** START OF Records to process **
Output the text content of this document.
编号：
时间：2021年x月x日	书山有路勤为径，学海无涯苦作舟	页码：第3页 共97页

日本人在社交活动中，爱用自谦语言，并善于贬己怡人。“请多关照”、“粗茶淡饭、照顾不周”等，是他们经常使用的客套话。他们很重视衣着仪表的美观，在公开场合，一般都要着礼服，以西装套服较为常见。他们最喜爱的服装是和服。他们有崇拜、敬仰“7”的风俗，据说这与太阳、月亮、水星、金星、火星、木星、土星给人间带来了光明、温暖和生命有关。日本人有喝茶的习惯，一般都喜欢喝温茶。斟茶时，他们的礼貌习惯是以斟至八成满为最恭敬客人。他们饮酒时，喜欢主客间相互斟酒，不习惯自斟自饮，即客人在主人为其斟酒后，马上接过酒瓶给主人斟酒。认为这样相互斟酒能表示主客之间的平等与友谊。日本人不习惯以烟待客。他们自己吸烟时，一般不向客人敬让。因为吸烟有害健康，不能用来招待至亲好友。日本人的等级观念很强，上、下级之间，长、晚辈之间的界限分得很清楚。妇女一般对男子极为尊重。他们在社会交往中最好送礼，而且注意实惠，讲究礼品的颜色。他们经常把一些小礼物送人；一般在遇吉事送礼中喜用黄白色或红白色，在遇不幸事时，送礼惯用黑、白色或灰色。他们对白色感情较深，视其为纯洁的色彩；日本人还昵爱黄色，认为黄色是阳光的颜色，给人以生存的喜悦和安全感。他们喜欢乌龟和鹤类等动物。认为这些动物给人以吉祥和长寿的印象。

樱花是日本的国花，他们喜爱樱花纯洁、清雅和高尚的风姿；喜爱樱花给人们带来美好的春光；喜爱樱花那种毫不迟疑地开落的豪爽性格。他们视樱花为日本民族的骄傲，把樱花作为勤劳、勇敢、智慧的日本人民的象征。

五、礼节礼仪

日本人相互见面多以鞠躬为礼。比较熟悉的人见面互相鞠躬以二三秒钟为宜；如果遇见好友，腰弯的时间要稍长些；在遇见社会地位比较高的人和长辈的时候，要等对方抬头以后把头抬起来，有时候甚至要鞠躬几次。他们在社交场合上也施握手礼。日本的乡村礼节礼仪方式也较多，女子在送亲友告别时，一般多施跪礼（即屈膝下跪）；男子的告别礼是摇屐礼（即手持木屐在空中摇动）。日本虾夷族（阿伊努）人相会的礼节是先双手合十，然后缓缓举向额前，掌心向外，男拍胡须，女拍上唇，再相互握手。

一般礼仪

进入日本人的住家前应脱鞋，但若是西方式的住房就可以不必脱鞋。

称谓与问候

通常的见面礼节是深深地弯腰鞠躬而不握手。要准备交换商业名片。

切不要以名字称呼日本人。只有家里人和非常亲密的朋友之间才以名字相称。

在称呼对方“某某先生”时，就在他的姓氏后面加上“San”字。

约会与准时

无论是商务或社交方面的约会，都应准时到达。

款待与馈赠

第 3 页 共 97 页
** END OF Records to process **
§ **Problem statement**
Please restate the whole listing word for word.

§ **Answer for this exercise**
Output the text content of this document.
编号：
时间：2021年x月x日	书山有路勤为径，学海无涯苦作舟	页码：第3页 共97页

日本人在社交活动中，爱用自谦语言，并善于贬己怡人。“请多关照”、“粗茶淡饭、照顾不周”等，是他们经常使用的客套话。他们很重视衣着仪表的美观，在公开场合，一般都要着礼服，以西装套服较为常见。他们最喜爱的服装是和服。他们有崇拜、敬仰“7”的风俗，据说这与太阳、月亮、水星、金星、火星、木星、土星给人间带来了光明、温暖和生命有关。日本人有喝茶的习惯，一般都喜欢喝温茶。斟茶时，他们的礼貌习惯是以斟至八成满为最恭敬客人。他们饮酒时，喜欢主客间相互斟酒，不习惯自斟自饮，即客人在主人为其斟酒后，马上接过酒瓶给主人斟酒。认为这样相互斟酒能表示主客之间的平等与友谊。日本人不习惯以烟待客。他们自己吸烟时，一般不向客人敬让。因为吸烟有害健康，不能用来招待至亲好友。日本人的等级观念很强，上、下级之间，长、晚辈之间的界限分得很清楚。妇女一般对男子极为尊重。他们在社会交往中最好送礼，而且注意实惠，讲究礼品的颜色。他们经常把一些小礼物送人；一般在遇吉事送礼中喜用黄白色或红白色，在遇不幸事时，送礼惯用黑、白色或灰色。他们对白色感情较深，视其为纯洁的色彩；日本人还昵爱黄色，认为黄色是阳光的颜色，给人以生存的喜悦和安全感。他们喜欢乌龟和鹤类等动物。认为这些动物给人以吉祥和长寿的印象。

樱花是日本的国花，他们喜爱樱花纯洁、清雅和高尚的风姿；喜爱樱花给人们带来美好的春光；喜爱樱花那种毫不迟疑地开落的豪爽性格。他们视樱花为日本民族的骄傲，把樱花作为勤劳、勇敢、智慧的日本人民的象征。

五、礼节礼仪

日本人相互见面多以鞠躬为礼。比较熟悉的人见面互相鞠躬以二三秒钟为宜；如果遇见好友，腰弯的时间要稍长些；在遇见社会地位比较高的人和长辈的时候，要等对方抬头以后把头抬起来，有时候甚至要鞠躬几次。他们在社交场合上也施握手礼。日本的乡村礼节礼仪方式也较多，女子在送亲友告别时，一般多施跪礼（即屈膝下跪）；男子的告别礼是摇屐礼（即手持木屐在空中摇动）。日本虾夷族（阿伊努）人相会的礼节是先双手合十，然后缓缓举向额前，掌心向外，男拍胡须，女拍上唇，再相互握手。

一般礼仪

进入日本人的住家前应脱鞋，但若是西方式的住房就可以不必脱鞋。

称谓与问候

通常的见面礼节是深深地弯腰鞠躬而不握手。要准备交换商业名片。

切不要以名字称呼日本人。只有家里人和非常亲密的朋友之间才以名字相称。

在称呼对方“某某先生”时，就在他的姓氏后面加上“San”字。

约会与准时

无论是商务或社交方面的约会，都应准时到达。

款待与馈赠

第 3 页 共 97 页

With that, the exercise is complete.